* Exercise directions:
Gather all lines from the material that contain the word "icon".

* Records for this exercise:
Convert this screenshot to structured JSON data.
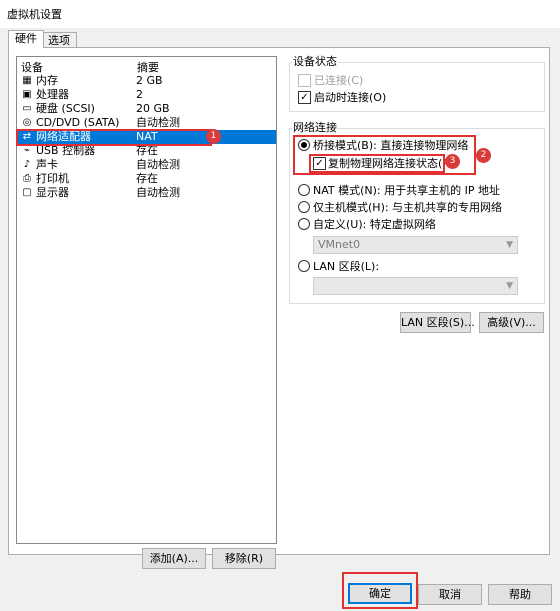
{
  "window": {
    "title": "虚拟机设置"
  },
  "tabs": [
    {
      "label": "硬件",
      "active": true
    },
    {
      "label": "选项",
      "active": false
    }
  ],
  "device_list": {
    "headers": {
      "device": "设备",
      "summary": "摘要"
    },
    "items": [
      {
        "icon": "memory-icon",
        "name": "内存",
        "summary": "2 GB"
      },
      {
        "icon": "cpu-icon",
        "name": "处理器",
        "summary": "2"
      },
      {
        "icon": "hard-disk-icon",
        "name": "硬盘 (SCSI)",
        "summary": "20 GB"
      },
      {
        "icon": "cd-dvd-icon",
        "name": "CD/DVD (SATA)",
        "summary": "自动检测"
      },
      {
        "icon": "network-adapter-icon",
        "name": "网络适配器",
        "summary": "NAT",
        "selected": true
      },
      {
        "icon": "usb-icon",
        "name": "USB 控制器",
        "summary": "存在"
      },
      {
        "icon": "sound-card-icon",
        "name": "声卡",
        "summary": "自动检测"
      },
      {
        "icon": "printer-icon",
        "name": "打印机",
        "summary": "存在"
      },
      {
        "icon": "display-icon",
        "name": "显示器",
        "summary": "自动检测"
      }
    ],
    "add_label": "添加(A)...",
    "remove_label": "移除(R)"
  },
  "device_status": {
    "title": "设备状态",
    "connected": {
      "label": "已连接(C)",
      "checked": false,
      "enabled": false
    },
    "connect_at_power_on": {
      "label": "启动时连接(O)",
      "checked": true,
      "enabled": true
    }
  },
  "network_connection": {
    "title": "网络连接",
    "bridged": {
      "label": "桥接模式(B): 直接连接物理网络",
      "selected": true
    },
    "replicate": {
      "label": "复制物理网络连接状态(P)",
      "checked": true
    },
    "nat": {
      "label": "NAT 模式(N): 用于共享主机的 IP 地址",
      "selected": false
    },
    "host_only": {
      "label": "仅主机模式(H): 与主机共享的专用网络",
      "selected": false
    },
    "custom": {
      "label": "自定义(U): 特定虚拟网络",
      "selected": false,
      "value": "VMnet0"
    },
    "lan_segment": {
      "label": "LAN 区段(L):",
      "selected": false,
      "value": ""
    },
    "lan_segments_button": "LAN 区段(S)...",
    "advanced_button": "高级(V)..."
  },
  "annotations": [
    "1",
    "2",
    "3"
  ],
  "footer": {
    "ok": "确定",
    "cancel": "取消",
    "help": "帮助"
  },
  "colors": {
    "selection": "#0078d7",
    "highlight": "#e03030",
    "badge": "#d93a3a"
  }
}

* Response below:
        "icon": "memory-icon",
        "icon": "cpu-icon",
        "icon": "hard-disk-icon",
        "icon": "cd-dvd-icon",
        "icon": "network-adapter-icon",
        "icon": "usb-icon",
        "icon": "sound-card-icon",
        "icon": "printer-icon",
        "icon": "display-icon",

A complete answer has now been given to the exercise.